Present the data once more in exactly its original form.
## begin
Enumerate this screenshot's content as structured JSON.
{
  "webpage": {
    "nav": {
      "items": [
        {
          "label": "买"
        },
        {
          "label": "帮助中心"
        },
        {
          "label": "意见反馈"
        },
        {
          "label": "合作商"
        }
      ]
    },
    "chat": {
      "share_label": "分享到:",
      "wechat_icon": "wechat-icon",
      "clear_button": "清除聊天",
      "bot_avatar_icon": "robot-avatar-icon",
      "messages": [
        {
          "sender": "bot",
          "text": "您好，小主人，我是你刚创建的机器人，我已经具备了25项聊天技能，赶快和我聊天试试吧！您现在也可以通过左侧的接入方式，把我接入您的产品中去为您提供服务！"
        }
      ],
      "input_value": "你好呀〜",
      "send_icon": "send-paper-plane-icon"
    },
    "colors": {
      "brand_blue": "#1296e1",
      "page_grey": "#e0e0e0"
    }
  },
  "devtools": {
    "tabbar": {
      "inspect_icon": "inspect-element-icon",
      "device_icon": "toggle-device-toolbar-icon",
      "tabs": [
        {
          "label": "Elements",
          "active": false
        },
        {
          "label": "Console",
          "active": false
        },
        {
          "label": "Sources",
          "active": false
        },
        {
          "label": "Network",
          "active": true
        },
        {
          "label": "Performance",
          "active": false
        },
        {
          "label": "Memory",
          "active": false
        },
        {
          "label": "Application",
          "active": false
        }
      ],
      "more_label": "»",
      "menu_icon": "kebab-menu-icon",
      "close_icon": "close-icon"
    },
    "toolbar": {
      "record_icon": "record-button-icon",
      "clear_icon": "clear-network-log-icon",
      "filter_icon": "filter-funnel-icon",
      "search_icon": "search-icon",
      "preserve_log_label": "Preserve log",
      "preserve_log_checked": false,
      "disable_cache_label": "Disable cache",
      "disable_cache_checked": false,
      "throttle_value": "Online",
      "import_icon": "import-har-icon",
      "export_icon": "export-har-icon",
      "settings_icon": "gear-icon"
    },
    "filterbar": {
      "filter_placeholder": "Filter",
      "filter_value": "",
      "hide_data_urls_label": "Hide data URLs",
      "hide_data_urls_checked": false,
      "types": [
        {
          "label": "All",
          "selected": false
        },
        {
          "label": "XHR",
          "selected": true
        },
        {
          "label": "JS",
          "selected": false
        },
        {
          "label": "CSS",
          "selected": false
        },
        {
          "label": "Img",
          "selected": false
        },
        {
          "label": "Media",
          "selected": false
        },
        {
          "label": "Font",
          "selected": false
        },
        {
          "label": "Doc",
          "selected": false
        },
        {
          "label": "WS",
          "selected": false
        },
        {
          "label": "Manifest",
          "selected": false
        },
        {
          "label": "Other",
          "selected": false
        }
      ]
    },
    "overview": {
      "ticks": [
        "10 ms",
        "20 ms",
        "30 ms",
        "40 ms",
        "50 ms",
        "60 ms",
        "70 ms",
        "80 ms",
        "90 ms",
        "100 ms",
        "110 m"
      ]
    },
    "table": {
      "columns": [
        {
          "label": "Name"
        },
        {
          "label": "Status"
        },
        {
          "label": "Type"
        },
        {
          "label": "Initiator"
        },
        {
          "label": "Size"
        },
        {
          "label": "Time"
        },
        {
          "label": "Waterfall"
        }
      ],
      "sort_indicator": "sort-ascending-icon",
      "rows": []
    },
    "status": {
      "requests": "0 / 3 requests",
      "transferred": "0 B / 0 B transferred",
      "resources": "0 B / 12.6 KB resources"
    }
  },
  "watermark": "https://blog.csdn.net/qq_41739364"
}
## end
Output for this exercise:
Enumerate this screenshot's content as structured JSON.
{
  "webpage": {
    "nav": {
      "items": [
        {
          "label": "买"
        },
        {
          "label": "帮助中心"
        },
        {
          "label": "意见反馈"
        },
        {
          "label": "合作商"
        }
      ]
    },
    "chat": {
      "share_label": "分享到:",
      "wechat_icon": "wechat-icon",
      "clear_button": "清除聊天",
      "bot_avatar_icon": "robot-avatar-icon",
      "messages": [
        {
          "sender": "bot",
          "text": "您好，小主人，我是你刚创建的机器人，我已经具备了25项聊天技能，赶快和我聊天试试吧！您现在也可以通过左侧的接入方式，把我接入您的产品中去为您提供服务！"
        }
      ],
      "input_value": "你好呀〜",
      "send_icon": "send-paper-plane-icon"
    },
    "colors": {
      "brand_blue": "#1296e1",
      "page_grey": "#e0e0e0"
    }
  },
  "devtools": {
    "tabbar": {
      "inspect_icon": "inspect-element-icon",
      "device_icon": "toggle-device-toolbar-icon",
      "tabs": [
        {
          "label": "Elements",
          "active": false
        },
        {
          "label": "Console",
          "active": false
        },
        {
          "label": "Sources",
          "active": false
        },
        {
          "label": "Network",
          "active": true
        },
        {
          "label": "Performance",
          "active": false
        },
        {
          "label": "Memory",
          "active": false
        },
        {
          "label": "Application",
          "active": false
        }
      ],
      "more_label": "»",
      "menu_icon": "kebab-menu-icon",
      "close_icon": "close-icon"
    },
    "toolbar": {
      "record_icon": "record-button-icon",
      "clear_icon": "clear-network-log-icon",
      "filter_icon": "filter-funnel-icon",
      "search_icon": "search-icon",
      "preserve_log_label": "Preserve log",
      "preserve_log_checked": false,
      "disable_cache_label": "Disable cache",
      "disable_cache_checked": false,
      "throttle_value": "Online",
      "import_icon": "import-har-icon",
      "export_icon": "export-har-icon",
      "settings_icon": "gear-icon"
    },
    "filterbar": {
      "filter_placeholder": "Filter",
      "filter_value": "",
      "hide_data_urls_label": "Hide data URLs",
      "hide_data_urls_checked": false,
      "types": [
        {
          "label": "All",
          "selected": false
        },
        {
          "label": "XHR",
          "selected": true
        },
        {
          "label": "JS",
          "selected": false
        },
        {
          "label": "CSS",
          "selected": false
        },
        {
          "label": "Img",
          "selected": false
        },
        {
          "label": "Media",
          "selected": false
        },
        {
          "label": "Font",
          "selected": false
        },
        {
          "label": "Doc",
          "selected": false
        },
        {
          "label": "WS",
          "selected": false
        },
        {
          "label": "Manifest",
          "selected": false
        },
        {
          "label": "Other",
          "selected": false
        }
      ]
    },
    "overview": {
      "ticks": [
        "10 ms",
        "20 ms",
        "30 ms",
        "40 ms",
        "50 ms",
        "60 ms",
        "70 ms",
        "80 ms",
        "90 ms",
        "100 ms",
        "110 m"
      ]
    },
    "table": {
      "columns": [
        {
          "label": "Name"
        },
        {
          "label": "Status"
        },
        {
          "label": "Type"
        },
        {
          "label": "Initiator"
        },
        {
          "label": "Size"
        },
        {
          "label": "Time"
        },
        {
          "label": "Waterfall"
        }
      ],
      "sort_indicator": "sort-ascending-icon",
      "rows": []
    },
    "status": {
      "requests": "0 / 3 requests",
      "transferred": "0 B / 0 B transferred",
      "resources": "0 B / 12.6 KB resources"
    }
  },
  "watermark": "https://blog.csdn.net/qq_41739364"
}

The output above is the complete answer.